>>>>

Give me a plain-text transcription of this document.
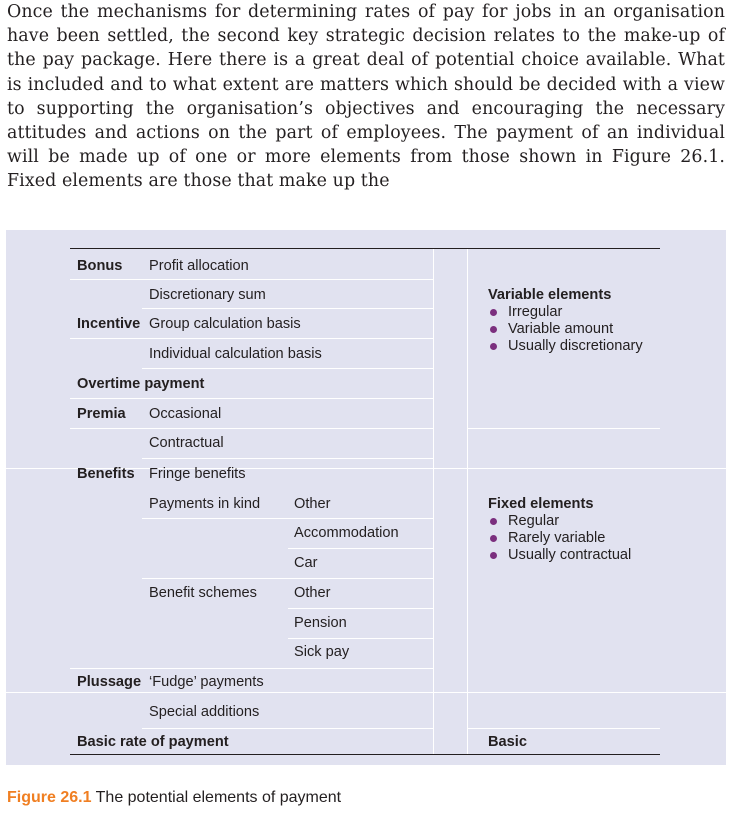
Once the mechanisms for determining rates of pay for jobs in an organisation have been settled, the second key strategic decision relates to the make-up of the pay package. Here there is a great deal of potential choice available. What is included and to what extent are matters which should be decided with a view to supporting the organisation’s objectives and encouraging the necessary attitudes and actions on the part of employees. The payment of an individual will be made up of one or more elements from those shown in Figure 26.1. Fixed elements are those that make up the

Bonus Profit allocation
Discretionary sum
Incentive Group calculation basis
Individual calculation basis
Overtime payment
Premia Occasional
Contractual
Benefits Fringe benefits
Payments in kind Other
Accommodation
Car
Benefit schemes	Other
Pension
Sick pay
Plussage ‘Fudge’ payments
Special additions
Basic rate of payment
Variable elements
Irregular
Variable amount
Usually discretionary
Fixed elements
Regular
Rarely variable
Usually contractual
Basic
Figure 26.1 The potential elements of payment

<<<<
>>>>

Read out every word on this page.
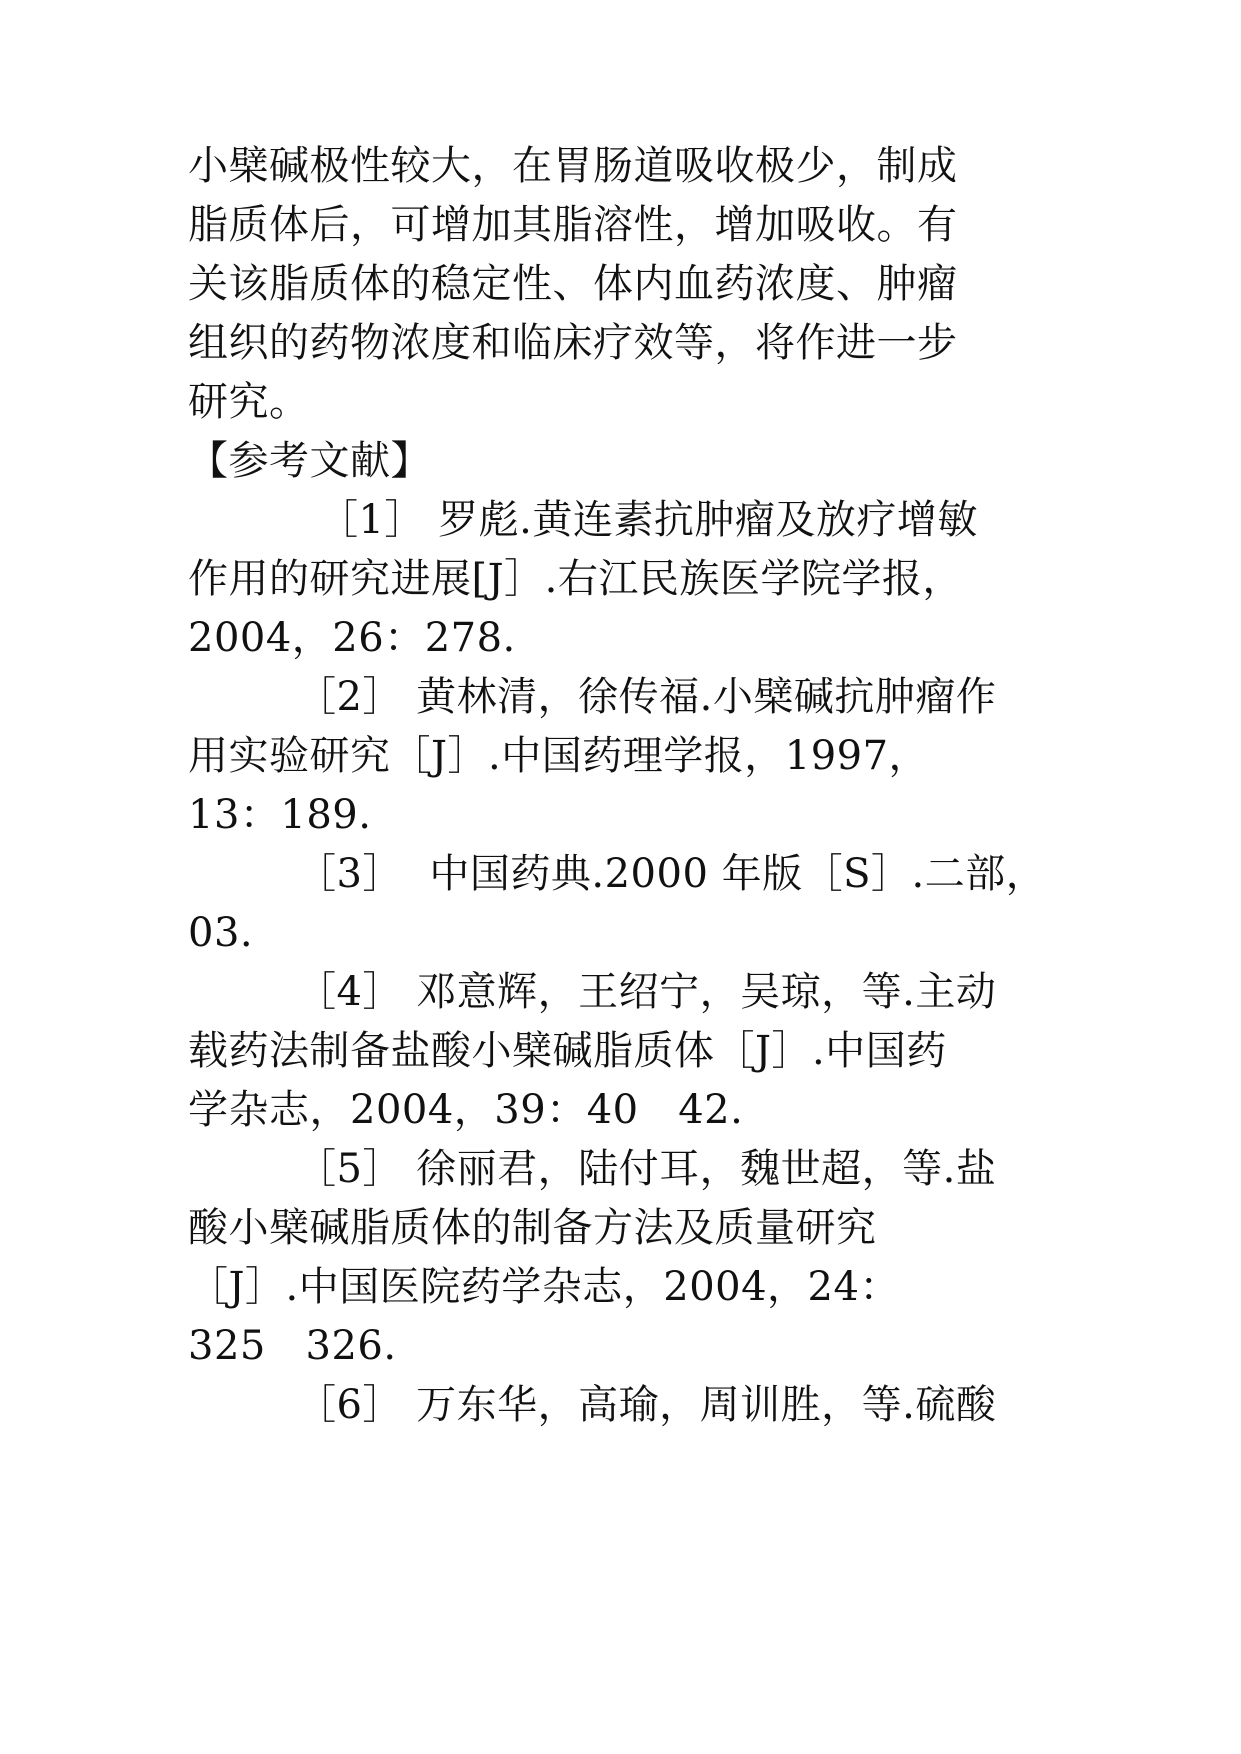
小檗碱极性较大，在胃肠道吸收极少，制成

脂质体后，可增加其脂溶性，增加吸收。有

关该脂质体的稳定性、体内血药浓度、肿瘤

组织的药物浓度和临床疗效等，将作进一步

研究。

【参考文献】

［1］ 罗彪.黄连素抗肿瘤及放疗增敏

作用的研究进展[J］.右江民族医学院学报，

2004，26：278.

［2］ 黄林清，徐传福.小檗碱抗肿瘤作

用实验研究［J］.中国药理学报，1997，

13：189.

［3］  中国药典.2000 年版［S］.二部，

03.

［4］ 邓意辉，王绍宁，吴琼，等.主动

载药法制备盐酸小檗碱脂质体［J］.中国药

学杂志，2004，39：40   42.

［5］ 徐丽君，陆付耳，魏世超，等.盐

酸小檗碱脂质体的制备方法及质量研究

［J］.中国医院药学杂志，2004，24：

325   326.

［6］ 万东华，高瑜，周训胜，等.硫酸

<<<<

## [EXERCISE]
For the material, find the number of lines holding the word "Usually" and give that figure and nothing more.

## [RESPONSE TO THE TASK]
2